* START MATERIAL SHOWN *

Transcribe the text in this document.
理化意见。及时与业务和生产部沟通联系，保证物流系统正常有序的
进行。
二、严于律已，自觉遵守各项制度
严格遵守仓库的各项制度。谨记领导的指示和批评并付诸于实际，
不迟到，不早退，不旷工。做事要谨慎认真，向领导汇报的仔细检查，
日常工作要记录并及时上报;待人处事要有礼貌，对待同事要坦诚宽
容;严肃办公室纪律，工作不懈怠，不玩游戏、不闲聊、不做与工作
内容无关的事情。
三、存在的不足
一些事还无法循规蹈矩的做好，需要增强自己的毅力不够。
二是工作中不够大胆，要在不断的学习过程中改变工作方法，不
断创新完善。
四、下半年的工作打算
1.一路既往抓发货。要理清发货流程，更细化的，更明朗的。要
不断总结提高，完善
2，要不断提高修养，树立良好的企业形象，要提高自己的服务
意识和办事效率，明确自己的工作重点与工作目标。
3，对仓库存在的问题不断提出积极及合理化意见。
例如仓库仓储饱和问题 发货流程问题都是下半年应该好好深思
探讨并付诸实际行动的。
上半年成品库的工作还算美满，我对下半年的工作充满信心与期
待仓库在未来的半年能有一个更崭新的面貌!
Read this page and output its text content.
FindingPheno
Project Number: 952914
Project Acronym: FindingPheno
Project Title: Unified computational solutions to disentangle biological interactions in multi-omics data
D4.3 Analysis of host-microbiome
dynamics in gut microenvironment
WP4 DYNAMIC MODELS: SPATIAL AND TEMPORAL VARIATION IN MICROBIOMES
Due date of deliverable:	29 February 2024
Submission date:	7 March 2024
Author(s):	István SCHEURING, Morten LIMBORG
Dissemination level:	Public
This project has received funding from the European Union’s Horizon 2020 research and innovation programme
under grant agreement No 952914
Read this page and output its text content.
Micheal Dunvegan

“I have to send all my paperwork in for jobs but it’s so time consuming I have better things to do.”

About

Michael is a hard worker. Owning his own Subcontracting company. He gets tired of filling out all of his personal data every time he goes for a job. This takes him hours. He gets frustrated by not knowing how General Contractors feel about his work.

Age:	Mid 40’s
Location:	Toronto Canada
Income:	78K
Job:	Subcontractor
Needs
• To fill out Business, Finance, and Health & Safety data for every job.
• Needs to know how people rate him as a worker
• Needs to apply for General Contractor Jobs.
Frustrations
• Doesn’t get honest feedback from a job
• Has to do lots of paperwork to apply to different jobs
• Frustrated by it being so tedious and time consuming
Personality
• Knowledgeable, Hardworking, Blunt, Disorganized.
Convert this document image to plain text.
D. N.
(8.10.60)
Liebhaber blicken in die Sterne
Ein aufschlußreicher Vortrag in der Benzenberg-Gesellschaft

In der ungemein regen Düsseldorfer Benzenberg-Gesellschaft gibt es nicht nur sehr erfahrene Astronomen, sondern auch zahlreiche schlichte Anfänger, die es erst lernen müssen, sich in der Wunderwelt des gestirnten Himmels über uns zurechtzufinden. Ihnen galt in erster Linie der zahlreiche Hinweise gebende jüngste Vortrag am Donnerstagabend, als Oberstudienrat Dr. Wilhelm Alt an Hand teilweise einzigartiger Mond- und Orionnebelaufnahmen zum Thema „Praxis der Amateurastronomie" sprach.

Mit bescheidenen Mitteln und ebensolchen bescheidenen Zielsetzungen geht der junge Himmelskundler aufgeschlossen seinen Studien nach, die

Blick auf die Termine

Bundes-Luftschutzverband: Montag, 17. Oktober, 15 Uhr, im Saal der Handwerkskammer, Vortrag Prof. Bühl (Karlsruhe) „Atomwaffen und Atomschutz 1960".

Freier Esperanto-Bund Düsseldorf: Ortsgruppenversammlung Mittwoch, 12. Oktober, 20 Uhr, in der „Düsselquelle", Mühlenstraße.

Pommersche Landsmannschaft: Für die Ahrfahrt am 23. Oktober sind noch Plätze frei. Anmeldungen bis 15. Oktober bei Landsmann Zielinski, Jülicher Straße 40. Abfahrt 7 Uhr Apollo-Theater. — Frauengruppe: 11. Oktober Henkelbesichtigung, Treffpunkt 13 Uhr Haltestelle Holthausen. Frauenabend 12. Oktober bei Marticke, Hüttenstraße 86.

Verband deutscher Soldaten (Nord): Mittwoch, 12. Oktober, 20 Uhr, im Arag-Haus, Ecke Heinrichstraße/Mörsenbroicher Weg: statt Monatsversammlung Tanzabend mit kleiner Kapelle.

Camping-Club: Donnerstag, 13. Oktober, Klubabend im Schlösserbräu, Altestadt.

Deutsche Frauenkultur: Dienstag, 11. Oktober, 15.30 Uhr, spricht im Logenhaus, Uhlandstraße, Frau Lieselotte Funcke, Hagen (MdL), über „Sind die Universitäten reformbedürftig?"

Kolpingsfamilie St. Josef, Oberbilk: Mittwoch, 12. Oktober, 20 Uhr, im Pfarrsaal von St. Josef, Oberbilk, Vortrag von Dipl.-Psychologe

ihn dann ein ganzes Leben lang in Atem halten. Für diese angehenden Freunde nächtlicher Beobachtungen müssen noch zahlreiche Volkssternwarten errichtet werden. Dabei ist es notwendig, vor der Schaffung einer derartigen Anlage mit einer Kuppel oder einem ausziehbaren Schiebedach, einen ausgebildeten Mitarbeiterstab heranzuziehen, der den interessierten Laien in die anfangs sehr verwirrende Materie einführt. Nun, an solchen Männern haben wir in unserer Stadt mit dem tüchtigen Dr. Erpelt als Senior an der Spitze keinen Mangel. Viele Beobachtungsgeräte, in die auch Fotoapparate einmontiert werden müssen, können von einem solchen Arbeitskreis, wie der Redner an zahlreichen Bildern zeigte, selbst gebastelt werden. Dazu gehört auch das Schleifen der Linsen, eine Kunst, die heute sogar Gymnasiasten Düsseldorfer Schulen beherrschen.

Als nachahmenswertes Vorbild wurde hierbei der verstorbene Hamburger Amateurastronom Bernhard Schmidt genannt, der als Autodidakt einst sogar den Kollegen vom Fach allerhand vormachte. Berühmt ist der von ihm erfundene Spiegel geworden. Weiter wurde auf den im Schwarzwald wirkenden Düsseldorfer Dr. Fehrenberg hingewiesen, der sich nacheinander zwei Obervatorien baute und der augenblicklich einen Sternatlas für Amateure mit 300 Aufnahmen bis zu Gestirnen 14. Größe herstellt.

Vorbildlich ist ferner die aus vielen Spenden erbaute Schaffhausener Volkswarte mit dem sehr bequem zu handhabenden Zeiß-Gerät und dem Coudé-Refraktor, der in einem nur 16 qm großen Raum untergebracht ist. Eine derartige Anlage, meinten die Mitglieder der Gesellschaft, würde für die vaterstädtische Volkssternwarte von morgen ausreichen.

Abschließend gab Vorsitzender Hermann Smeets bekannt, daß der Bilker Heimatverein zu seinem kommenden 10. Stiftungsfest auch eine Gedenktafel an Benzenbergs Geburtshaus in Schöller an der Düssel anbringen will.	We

* END MATERIAL SHOWN *

**PROBLEM TO WORK ON:**
Check each line of the records above for the word "from", then give the number of lines that have it, with no other words.

**WRITTEN REPLY:**
2